Given data
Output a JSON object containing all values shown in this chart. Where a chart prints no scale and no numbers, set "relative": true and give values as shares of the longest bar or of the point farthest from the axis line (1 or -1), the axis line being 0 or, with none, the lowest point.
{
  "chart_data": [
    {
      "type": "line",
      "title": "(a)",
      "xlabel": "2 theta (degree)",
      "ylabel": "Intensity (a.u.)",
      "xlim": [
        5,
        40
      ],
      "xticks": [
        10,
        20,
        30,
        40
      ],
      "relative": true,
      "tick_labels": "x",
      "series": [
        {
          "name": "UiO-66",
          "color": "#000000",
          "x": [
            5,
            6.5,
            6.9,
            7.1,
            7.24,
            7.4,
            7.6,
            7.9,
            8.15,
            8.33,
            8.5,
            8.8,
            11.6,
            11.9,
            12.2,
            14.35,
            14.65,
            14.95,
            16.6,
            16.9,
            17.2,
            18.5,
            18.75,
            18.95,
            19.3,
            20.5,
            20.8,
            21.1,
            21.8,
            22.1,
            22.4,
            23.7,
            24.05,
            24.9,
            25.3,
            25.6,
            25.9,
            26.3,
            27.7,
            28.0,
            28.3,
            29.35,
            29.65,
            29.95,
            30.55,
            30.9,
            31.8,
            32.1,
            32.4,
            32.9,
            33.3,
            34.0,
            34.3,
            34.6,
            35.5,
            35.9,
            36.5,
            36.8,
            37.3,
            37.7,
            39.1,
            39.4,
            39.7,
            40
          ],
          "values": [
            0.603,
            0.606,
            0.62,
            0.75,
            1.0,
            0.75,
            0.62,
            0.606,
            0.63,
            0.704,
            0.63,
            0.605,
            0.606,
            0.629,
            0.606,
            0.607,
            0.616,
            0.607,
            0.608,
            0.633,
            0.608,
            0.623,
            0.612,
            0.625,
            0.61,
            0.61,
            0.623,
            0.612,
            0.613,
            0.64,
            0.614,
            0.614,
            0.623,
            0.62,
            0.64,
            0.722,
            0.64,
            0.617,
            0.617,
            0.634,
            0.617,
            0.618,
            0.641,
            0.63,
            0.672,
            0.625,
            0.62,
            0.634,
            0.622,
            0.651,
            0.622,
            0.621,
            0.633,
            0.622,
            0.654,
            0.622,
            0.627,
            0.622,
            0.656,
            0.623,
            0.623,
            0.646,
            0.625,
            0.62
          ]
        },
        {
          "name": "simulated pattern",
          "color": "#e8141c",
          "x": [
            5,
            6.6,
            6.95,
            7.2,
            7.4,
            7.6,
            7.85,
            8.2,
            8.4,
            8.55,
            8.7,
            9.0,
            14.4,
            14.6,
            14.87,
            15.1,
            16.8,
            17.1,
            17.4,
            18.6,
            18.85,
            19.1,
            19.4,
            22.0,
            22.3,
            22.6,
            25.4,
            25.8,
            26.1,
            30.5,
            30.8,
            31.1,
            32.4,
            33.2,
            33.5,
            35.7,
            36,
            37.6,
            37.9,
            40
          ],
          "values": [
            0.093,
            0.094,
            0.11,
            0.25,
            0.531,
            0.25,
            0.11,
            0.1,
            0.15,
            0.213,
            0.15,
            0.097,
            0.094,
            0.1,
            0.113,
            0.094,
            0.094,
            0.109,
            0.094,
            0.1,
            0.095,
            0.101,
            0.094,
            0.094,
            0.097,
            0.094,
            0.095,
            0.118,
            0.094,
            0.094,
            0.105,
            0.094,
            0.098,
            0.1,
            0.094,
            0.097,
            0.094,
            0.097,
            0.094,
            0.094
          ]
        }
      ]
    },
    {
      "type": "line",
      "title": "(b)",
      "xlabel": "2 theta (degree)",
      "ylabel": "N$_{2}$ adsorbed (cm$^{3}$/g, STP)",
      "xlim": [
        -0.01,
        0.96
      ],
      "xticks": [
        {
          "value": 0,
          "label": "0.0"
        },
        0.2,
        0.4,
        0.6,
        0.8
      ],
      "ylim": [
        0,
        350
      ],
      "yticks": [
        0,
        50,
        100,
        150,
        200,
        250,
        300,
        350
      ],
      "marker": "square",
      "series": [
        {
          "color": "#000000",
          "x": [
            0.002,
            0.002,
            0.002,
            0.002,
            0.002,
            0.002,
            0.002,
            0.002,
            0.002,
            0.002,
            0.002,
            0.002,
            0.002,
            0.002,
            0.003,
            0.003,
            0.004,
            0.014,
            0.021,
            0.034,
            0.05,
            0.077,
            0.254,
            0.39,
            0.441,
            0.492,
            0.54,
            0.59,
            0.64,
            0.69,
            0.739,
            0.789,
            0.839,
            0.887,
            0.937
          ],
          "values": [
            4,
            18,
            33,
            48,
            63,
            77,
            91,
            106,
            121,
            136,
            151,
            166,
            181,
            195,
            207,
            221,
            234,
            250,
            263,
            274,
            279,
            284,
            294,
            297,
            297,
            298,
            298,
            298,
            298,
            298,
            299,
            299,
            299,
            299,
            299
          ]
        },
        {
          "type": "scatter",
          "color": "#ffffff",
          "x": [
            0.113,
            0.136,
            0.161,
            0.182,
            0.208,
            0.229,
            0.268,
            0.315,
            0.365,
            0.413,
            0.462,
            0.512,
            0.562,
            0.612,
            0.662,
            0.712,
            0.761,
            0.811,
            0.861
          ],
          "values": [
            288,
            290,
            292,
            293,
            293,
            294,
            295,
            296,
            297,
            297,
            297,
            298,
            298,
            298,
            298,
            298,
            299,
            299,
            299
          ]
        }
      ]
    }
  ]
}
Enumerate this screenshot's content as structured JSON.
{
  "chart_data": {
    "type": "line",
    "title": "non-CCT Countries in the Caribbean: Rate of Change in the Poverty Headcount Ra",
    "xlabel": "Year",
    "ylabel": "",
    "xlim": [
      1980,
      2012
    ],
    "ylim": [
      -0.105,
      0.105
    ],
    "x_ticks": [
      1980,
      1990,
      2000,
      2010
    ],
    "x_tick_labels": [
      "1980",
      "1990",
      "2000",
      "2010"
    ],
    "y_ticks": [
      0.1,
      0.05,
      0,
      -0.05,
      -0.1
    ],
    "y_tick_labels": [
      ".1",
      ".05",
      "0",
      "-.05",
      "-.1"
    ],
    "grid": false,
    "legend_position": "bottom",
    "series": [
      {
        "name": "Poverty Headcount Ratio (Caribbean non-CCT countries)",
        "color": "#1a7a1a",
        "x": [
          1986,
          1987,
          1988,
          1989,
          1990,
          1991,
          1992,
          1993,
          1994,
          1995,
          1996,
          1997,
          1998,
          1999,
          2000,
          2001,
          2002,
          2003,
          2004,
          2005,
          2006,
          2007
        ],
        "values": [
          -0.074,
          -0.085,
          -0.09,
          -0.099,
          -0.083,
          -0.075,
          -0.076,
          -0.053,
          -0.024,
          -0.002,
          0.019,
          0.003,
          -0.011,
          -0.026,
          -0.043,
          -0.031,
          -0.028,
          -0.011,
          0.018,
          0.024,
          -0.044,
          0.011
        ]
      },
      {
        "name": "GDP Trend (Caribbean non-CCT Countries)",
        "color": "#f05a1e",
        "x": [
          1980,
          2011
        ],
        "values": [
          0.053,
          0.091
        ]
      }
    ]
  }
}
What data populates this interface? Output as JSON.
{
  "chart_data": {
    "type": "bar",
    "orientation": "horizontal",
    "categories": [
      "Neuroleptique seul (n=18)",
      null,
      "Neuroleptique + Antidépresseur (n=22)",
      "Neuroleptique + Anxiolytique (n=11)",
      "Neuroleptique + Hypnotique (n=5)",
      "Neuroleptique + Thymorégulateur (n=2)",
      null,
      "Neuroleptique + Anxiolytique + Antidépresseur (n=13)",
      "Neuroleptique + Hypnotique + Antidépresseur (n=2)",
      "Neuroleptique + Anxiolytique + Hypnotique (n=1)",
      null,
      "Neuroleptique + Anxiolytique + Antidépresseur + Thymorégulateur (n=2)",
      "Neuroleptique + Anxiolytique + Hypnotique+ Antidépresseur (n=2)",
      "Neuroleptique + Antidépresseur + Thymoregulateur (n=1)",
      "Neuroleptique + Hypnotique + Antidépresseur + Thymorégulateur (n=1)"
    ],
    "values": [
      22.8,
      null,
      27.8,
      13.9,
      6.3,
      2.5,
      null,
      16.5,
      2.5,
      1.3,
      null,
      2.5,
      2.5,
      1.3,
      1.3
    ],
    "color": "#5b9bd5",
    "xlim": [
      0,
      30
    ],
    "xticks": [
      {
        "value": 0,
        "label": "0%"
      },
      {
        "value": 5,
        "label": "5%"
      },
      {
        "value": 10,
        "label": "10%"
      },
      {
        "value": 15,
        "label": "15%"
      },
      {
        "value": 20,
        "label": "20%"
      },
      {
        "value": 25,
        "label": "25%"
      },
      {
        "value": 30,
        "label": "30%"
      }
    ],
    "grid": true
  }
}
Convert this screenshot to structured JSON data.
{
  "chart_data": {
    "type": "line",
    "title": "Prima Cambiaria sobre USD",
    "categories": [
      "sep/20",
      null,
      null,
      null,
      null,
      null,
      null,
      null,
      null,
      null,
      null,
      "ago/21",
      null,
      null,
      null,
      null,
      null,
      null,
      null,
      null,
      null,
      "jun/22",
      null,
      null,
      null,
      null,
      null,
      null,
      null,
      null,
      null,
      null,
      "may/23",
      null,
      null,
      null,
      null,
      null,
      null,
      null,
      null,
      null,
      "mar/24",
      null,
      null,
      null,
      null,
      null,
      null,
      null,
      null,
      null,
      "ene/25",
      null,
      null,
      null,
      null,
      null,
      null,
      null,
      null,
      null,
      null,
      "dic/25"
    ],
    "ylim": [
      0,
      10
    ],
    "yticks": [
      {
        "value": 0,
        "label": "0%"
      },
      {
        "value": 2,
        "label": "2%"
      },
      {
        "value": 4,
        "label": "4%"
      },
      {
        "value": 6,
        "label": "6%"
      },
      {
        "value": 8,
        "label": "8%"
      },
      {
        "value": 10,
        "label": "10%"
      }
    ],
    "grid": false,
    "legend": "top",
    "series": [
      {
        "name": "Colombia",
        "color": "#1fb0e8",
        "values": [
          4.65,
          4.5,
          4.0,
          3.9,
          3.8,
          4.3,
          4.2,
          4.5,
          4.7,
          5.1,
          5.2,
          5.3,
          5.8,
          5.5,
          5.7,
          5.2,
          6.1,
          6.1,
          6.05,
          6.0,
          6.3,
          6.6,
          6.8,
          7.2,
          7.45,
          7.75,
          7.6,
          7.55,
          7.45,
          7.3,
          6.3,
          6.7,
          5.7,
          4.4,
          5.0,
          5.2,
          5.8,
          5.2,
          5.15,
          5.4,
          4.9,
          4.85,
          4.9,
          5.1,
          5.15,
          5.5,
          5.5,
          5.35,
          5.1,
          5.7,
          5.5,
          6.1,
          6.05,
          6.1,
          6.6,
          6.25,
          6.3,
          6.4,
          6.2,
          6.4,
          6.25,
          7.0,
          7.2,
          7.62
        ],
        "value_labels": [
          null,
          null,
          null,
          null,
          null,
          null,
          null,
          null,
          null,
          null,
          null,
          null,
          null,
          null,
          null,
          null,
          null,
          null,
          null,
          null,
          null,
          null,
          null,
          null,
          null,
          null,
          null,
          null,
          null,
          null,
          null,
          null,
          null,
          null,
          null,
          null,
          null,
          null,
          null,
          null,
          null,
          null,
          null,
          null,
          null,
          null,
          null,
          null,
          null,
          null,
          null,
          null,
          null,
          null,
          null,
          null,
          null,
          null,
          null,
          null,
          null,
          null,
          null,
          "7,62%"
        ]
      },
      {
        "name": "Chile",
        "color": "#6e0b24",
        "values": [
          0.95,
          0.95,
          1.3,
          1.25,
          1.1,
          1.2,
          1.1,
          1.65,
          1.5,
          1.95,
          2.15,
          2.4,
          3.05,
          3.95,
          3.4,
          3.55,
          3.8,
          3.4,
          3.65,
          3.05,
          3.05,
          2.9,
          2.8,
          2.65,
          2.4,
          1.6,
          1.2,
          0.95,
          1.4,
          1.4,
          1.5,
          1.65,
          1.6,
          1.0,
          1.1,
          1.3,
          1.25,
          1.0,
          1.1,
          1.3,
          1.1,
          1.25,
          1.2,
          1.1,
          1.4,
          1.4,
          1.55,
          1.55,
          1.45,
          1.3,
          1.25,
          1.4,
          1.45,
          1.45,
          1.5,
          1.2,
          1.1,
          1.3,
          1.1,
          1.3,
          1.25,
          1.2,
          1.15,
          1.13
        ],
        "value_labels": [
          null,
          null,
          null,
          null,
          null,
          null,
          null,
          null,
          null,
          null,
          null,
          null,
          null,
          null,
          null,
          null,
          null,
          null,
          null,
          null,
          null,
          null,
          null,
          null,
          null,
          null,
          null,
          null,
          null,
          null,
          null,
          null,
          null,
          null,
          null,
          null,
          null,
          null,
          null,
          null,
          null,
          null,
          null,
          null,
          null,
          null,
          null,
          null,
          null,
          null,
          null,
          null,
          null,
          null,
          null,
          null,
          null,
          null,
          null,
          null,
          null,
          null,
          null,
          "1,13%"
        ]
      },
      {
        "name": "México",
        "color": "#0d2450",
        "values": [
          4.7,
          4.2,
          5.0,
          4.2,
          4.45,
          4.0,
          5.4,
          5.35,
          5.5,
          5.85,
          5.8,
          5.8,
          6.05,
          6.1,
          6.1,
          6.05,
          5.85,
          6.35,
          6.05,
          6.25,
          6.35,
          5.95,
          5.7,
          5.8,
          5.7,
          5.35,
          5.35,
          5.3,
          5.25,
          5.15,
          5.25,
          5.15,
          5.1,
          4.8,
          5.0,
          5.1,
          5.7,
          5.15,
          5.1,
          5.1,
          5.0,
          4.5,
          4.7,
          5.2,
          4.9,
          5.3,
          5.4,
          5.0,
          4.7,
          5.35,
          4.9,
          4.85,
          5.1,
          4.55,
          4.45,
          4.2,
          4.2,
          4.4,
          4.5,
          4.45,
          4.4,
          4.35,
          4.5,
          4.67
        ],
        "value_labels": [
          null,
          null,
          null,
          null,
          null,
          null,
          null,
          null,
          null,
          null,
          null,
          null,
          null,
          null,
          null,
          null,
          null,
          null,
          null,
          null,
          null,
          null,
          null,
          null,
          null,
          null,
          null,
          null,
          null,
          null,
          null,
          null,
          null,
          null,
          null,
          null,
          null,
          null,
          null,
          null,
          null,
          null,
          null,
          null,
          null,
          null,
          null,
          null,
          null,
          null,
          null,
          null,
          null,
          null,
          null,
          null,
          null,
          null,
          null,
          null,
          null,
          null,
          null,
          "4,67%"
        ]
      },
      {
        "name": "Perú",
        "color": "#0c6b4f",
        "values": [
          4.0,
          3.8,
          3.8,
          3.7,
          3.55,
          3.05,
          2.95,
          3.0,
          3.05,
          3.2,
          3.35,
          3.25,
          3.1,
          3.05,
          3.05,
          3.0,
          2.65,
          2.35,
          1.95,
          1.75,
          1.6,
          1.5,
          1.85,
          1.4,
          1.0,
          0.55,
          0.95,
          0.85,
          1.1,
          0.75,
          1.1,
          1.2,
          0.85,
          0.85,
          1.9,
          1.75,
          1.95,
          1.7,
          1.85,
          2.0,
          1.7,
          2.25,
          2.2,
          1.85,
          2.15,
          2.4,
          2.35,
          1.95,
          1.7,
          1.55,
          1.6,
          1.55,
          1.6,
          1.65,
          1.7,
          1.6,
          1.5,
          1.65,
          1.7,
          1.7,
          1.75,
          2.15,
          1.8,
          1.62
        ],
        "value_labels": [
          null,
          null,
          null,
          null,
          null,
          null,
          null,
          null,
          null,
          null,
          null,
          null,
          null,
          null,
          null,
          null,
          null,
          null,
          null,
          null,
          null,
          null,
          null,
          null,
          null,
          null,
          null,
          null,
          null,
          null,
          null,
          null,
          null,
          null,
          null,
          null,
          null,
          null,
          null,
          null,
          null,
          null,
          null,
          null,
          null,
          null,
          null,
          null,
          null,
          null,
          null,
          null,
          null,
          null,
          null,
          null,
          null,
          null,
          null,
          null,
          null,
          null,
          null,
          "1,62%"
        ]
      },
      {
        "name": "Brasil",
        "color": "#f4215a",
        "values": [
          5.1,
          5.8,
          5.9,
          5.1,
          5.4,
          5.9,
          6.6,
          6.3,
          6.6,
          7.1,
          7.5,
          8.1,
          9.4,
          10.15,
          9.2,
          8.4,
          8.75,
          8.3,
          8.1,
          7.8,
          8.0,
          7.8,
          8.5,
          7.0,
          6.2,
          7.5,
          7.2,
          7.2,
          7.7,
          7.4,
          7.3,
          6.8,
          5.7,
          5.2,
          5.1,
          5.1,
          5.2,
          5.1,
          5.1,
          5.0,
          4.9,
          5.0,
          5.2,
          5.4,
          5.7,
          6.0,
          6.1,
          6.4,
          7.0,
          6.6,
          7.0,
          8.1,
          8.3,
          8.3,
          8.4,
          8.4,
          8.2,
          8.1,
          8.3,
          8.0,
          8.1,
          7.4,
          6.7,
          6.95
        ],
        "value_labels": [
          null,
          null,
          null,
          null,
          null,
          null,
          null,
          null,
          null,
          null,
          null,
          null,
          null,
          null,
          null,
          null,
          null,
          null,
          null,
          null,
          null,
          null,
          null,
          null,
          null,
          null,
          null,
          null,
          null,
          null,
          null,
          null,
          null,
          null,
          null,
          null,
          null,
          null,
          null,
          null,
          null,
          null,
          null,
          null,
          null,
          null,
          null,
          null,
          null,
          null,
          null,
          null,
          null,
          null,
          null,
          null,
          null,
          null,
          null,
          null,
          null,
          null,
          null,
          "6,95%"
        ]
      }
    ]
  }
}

Short task
Look over the listing above. Pick out and copy every line that includes "Hypnotique".

Exercise result
      "Neuroleptique + Hypnotique (n=5)",
      "Neuroleptique + Hypnotique + Antidépresseur (n=2)",
      "Neuroleptique + Anxiolytique + Hypnotique (n=1)",
      "Neuroleptique + Anxiolytique + Hypnotique+ Antidépresseur (n=2)",
      "Neuroleptique + Hypnotique + Antidépresseur + Thymorégulateur (n=1)"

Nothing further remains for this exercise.